[START Given data]

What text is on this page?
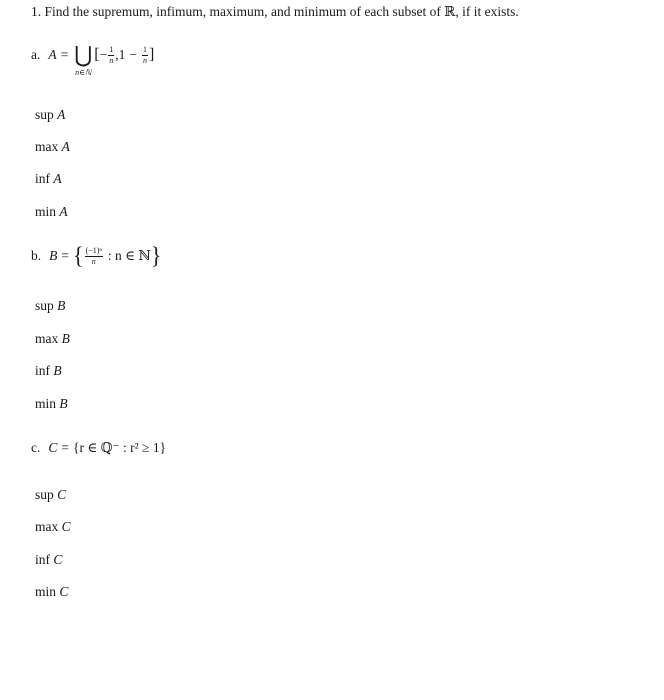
1. Find the supremum, infimum, maximum, and minimum of each subset of ℝ, if it exists.
a. A = ⋃
n∈ℕ
[ − $\frac{1}{n}$ , $1 - \frac{1}{n}$ ]
sup A
max A
inf A
min A
b. B = { $\frac{\text{(−1)ⁿ}}{n}$ : n ∈ ℕ }
sup B
max B
inf B
min B
c. C = {r ∈ ℚ⁻ : r² ≥ 1}
sup C
max C
inf C
min C
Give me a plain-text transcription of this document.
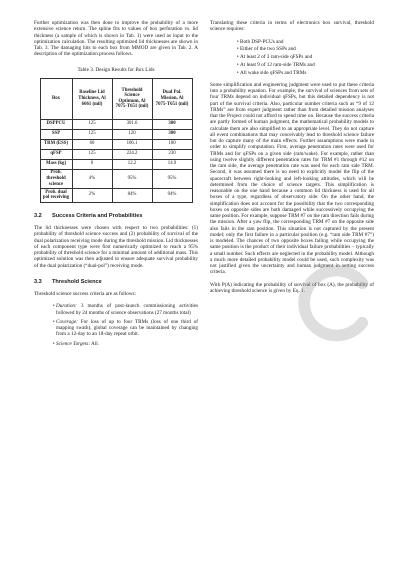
Further optimization was then done to improve the probability of a more extensive science return. The spline fits to values of box perforation vs. lid thickness (a sample of which is shown in Tab. 1) were used as input to the optimization calculation. The resulting optimized lid thicknesses are shown in Tab. 3. The damaging hits to each box from MMOD are given in Tab. 2. A description of the optimization process follows.

Table 3. Design Results for Box Lids
Box	Baseline Lid Thickness, Al 6061 (mil)	Threshold Science Optimum, Al 7075-T651 (mil)	Dual Pol. Mission, Al 7075-T651 (mil)
DSPPCU	125	301.6	300
SSP	125	120	300
TRM (ESS)	60	106.1	100
qFSP	125	224.2	230
Mass (kg)	0	12.2	14.9
Prob. threshold science	4%	95%	95%
Prob. dual pol receiving	2%	84%	94%
3.2 Success Criteria and Probabilities

The lid thicknesses were chosen with respect to two probabilities: (1) probability of threshold science success and (2) probability of survival of the dual polarization receiving mode during the threshold mission. Lid thicknesses of each component type were first numerically optimized to reach a 95% probability of threshold science for a minimal amount of additional mass. This optimized solution was then adjusted to ensure adequate survival probability of the dual polarization (“dual-pol”) receiving mode.

3.3 Threshold Science

Threshold science success criteria are as follows:

• Duration: 3 months of post-launch commissioning activities followed by 24 months of science observations (27 months total)
• Coverage: For loss of up to four TRMs (loss of one third of mapping swath), global coverage can be maintained by changing from a 12-day to an 18-day repeat orbit.
• Science Targets: All.

Translating these criteria in terms of electronics box survival, threshold science requires:

• Both DSP-PCUs and
• Either of the two SSPs and
• At least 2 of 3 ram-side qFSPs and
• At least 9 of 12 ram-side TRMs and
• All wake side qFSPs and TRMs

Some simplification and engineering judgment were used to put these criteria into a probability equation. For example, the survival of sciences from sets of four TRMs depend on individual qFSPs, but this detailed dependency is not part of the survival criteria. Also, particular number criteria such as “9 of 12 TRMs” are from expert judgment rather than from detailed mission analyses that the Project could not afford to spend time on. Because the success criteria are partly formed of human judgment, the mathematical probability models to calculate them are also simplified to an appropriate level. They do not capture all event combinations that may conceivably lead to threshold science failure but do capture many of the main effects. Further assumptions were made in order to simplify computation. First, average penetration rates were used for TRMs and for qFSPs on a given side (ram/wake). For example, rather than using twelve slightly different penetration rates for TRM #1 through #12 on the ram side, the average penetration rate was used for each ram side TRM. Second, it was assumed there is no need to explicitly model the flip of the spacecraft between right-looking and left-looking attitudes, which will be determined from the choice of science targets. This simplification is reasonable on the one hand because a common lid thickness is used for all boxes of a type, regardless of observatory side. On the other hand, the simplification does not account for the possibility that the two corresponding boxes on opposite sides are both damaged while successively occupying the same position. For example, suppose TRM #7 on the ram direction fails during the mission. After a yaw flip, the corresponding TRM #7 on the opposite side also fails in the ram position. This situation is not captured by the present model; only the first failure in a particular position (e.g. “ram side TRM #7”) is modeled. The chances of two opposite boxes failing while occupying the same position is the product of their individual failure probabilities – typically a small number. Such effects are neglected in the probability model. Although a much more detailed probability model could be used, such complexity was not justified given the uncertainty and human judgment in setting success criteria.

With P(A) indicating the probability of survival of box (A), the probability of achieving threshold science is given by Eq. 1.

[END Given data]

Transcribe every record above exactly, leaving out the pictures.

> **Task output**:
What text is on this page?
1. Find the supremum, infimum, maximum, and minimum of each subset of ℝ, if it exists.
a. A = ⋃
n∈ℕ
[ − $\frac{1}{n}$ , $1 - \frac{1}{n}$ ]
sup A
max A
inf A
min A
b. B = { $\frac{\text{(−1)ⁿ}}{n}$ : n ∈ ℕ }
sup B
max B
inf B
min B
c. C = {r ∈ ℚ⁻ : r² ≥ 1}
sup C
max C
inf C
min C
Give me a plain-text transcription of this document.
Further optimization was then done to improve the probability of a more extensive science return. The spline fits to values of box perforation vs. lid thickness (a sample of which is shown in Tab. 1) were used as input to the optimization calculation. The resulting optimized lid thicknesses are shown in Tab. 3. The damaging hits to each box from MMOD are given in Tab. 2. A description of the optimization process follows.

Table 3. Design Results for Box Lids
Box	Baseline Lid Thickness, Al 6061 (mil)	Threshold Science Optimum, Al 7075-T651 (mil)	Dual Pol. Mission, Al 7075-T651 (mil)
DSPPCU	125	301.6	300
SSP	125	120	300
TRM (ESS)	60	106.1	100
qFSP	125	224.2	230
Mass (kg)	0	12.2	14.9
Prob. threshold science	4%	95%	95%
Prob. dual pol receiving	2%	84%	94%
3.2 Success Criteria and Probabilities

The lid thicknesses were chosen with respect to two probabilities: (1) probability of threshold science success and (2) probability of survival of the dual polarization receiving mode during the threshold mission. Lid thicknesses of each component type were first numerically optimized to reach a 95% probability of threshold science for a minimal amount of additional mass. This optimized solution was then adjusted to ensure adequate survival probability of the dual polarization (“dual-pol”) receiving mode.

3.3 Threshold Science

Threshold science success criteria are as follows:

• Duration: 3 months of post-launch commissioning activities followed by 24 months of science observations (27 months total)
• Coverage: For loss of up to four TRMs (loss of one third of mapping swath), global coverage can be maintained by changing from a 12-day to an 18-day repeat orbit.
• Science Targets: All.

Translating these criteria in terms of electronics box survival, threshold science requires:

• Both DSP-PCUs and
• Either of the two SSPs and
• At least 2 of 3 ram-side qFSPs and
• At least 9 of 12 ram-side TRMs and
• All wake side qFSPs and TRMs

Some simplification and engineering judgment were used to put these criteria into a probability equation. For example, the survival of sciences from sets of four TRMs depend on individual qFSPs, but this detailed dependency is not part of the survival criteria. Also, particular number criteria such as “9 of 12 TRMs” are from expert judgment rather than from detailed mission analyses that the Project could not afford to spend time on. Because the success criteria are partly formed of human judgment, the mathematical probability models to calculate them are also simplified to an appropriate level. They do not capture all event combinations that may conceivably lead to threshold science failure but do capture many of the main effects. Further assumptions were made in order to simplify computation. First, average penetration rates were used for TRMs and for qFSPs on a given side (ram/wake). For example, rather than using twelve slightly different penetration rates for TRM #1 through #12 on the ram side, the average penetration rate was used for each ram side TRM. Second, it was assumed there is no need to explicitly model the flip of the spacecraft between right-looking and left-looking attitudes, which will be determined from the choice of science targets. This simplification is reasonable on the one hand because a common lid thickness is used for all boxes of a type, regardless of observatory side. On the other hand, the simplification does not account for the possibility that the two corresponding boxes on opposite sides are both damaged while successively occupying the same position. For example, suppose TRM #7 on the ram direction fails during the mission. After a yaw flip, the corresponding TRM #7 on the opposite side also fails in the ram position. This situation is not captured by the present model; only the first failure in a particular position (e.g. “ram side TRM #7”) is modeled. The chances of two opposite boxes failing while occupying the same position is the product of their individual failure probabilities – typically a small number. Such effects are neglected in the probability model. Although a much more detailed probability model could be used, such complexity was not justified given the uncertainty and human judgment in setting success criteria.

With P(A) indicating the probability of survival of box (A), the probability of achieving threshold science is given by Eq. 1.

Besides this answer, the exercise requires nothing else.